─── Supplied material ───

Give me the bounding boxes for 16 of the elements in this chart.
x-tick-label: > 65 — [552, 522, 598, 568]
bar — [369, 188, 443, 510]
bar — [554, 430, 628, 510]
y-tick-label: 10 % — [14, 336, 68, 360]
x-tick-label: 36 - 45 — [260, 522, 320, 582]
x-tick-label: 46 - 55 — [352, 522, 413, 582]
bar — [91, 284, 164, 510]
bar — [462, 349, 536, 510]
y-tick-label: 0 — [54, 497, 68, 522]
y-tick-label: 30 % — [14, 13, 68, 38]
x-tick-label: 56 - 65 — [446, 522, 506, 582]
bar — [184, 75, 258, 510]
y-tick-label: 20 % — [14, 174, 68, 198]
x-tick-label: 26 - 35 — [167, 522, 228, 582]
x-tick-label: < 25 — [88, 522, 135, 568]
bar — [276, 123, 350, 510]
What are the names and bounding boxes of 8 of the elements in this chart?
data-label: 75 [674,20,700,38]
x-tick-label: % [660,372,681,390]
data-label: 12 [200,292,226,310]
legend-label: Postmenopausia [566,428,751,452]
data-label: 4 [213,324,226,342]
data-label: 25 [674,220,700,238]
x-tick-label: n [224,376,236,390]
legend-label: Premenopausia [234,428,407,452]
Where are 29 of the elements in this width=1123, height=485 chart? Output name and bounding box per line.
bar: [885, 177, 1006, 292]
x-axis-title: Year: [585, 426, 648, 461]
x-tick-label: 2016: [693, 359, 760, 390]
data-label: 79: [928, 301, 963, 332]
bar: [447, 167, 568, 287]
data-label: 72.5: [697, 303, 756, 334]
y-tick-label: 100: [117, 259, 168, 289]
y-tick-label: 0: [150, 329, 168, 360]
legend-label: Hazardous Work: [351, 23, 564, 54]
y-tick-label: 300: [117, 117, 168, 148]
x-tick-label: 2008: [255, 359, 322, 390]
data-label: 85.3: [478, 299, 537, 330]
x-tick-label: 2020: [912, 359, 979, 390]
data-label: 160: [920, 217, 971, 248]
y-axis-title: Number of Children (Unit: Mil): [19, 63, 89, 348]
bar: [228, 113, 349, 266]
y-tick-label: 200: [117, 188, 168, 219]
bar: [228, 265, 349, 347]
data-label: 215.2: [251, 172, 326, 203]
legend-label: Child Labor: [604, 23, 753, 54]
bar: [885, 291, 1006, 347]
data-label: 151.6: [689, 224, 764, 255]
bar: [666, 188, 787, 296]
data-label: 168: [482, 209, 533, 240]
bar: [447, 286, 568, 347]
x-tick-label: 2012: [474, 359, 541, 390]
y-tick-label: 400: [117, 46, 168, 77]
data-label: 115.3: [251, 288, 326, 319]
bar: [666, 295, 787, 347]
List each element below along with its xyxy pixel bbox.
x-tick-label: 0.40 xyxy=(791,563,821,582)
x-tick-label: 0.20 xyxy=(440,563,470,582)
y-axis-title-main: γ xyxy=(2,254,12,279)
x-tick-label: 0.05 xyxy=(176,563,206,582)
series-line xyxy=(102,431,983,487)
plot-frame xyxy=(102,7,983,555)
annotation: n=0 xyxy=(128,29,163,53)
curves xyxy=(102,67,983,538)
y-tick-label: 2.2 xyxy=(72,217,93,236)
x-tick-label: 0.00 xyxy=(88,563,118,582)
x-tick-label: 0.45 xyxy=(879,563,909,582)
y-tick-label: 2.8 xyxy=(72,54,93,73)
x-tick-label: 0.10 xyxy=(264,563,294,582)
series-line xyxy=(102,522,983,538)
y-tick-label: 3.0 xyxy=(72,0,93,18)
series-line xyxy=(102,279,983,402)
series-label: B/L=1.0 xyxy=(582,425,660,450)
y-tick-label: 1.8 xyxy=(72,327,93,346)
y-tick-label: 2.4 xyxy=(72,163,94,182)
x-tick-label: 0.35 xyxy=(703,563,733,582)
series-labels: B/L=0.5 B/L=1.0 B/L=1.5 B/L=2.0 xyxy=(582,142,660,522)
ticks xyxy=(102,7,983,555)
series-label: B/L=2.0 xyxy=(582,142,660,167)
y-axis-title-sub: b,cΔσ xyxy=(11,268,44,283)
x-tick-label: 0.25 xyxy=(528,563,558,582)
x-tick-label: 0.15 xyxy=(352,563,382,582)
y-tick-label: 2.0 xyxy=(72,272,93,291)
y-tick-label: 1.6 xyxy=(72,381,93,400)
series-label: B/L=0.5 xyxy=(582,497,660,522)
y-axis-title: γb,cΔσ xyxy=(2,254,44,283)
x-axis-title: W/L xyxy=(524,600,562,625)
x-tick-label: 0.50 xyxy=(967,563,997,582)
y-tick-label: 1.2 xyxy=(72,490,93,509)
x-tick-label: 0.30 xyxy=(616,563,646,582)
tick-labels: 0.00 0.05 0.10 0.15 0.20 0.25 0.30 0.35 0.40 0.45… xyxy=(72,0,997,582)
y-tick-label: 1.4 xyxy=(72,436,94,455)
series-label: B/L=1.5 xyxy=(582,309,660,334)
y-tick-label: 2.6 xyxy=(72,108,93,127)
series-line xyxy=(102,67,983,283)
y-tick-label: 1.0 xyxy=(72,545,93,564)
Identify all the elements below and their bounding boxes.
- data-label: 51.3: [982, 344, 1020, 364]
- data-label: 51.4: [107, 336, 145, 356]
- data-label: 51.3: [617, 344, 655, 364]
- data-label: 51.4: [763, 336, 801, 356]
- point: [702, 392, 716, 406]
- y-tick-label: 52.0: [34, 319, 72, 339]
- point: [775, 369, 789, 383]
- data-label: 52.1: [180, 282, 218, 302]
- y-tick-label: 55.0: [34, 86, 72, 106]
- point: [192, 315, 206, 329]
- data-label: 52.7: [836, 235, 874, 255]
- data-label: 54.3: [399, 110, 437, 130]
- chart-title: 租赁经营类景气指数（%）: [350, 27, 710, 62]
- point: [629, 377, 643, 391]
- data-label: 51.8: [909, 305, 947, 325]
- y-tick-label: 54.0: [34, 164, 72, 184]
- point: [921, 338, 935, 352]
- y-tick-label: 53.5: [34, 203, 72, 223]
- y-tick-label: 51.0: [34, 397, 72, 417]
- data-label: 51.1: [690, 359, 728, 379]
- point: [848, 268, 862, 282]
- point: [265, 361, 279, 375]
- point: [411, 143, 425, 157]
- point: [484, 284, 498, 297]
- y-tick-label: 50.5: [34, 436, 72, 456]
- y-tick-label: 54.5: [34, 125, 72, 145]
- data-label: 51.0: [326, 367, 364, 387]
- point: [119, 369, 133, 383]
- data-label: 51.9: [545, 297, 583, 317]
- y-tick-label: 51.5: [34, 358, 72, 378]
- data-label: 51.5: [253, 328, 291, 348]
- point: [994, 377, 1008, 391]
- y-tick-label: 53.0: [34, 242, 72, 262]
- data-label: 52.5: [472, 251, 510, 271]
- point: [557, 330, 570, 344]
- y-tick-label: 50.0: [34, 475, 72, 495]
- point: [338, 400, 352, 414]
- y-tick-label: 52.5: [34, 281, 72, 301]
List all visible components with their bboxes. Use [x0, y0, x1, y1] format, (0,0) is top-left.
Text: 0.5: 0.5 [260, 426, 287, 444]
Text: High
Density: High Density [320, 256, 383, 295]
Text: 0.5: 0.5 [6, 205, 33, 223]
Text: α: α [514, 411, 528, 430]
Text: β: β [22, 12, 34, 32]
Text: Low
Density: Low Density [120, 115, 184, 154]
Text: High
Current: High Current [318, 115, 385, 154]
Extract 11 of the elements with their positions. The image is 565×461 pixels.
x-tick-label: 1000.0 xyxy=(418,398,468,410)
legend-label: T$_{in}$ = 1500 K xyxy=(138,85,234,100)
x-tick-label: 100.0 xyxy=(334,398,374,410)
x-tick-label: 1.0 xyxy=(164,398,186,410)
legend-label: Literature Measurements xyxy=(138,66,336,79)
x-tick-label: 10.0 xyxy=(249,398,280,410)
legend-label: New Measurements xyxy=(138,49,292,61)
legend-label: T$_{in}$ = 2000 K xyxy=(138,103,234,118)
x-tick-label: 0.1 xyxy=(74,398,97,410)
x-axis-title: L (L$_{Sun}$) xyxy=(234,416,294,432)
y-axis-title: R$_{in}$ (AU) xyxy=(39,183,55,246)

───

> **What is required**
Rewrite the data from its first line through the line containing "What are the", substituting "column" for every "bar" and leaving everything else unchanged.

> **Correct answer**
Give me the bounding boxes for 16 of the elements in this chart.
x-tick-label: > 65 — [552, 522, 598, 568]
column — [369, 188, 443, 510]
column — [554, 430, 628, 510]
y-tick-label: 10 % — [14, 336, 68, 360]
x-tick-label: 36 - 45 — [260, 522, 320, 582]
x-tick-label: 46 - 55 — [352, 522, 413, 582]
column — [91, 284, 164, 510]
column — [462, 349, 536, 510]
y-tick-label: 0 — [54, 497, 68, 522]
y-tick-label: 30 % — [14, 13, 68, 38]
x-tick-label: 56 - 65 — [446, 522, 506, 582]
column — [184, 75, 258, 510]
y-tick-label: 20 % — [14, 174, 68, 198]
x-tick-label: 26 - 35 — [167, 522, 228, 582]
x-tick-label: < 25 — [88, 522, 135, 568]
column — [276, 123, 350, 510]
What are the names and bounding boxes of 8 of the elements in this chart?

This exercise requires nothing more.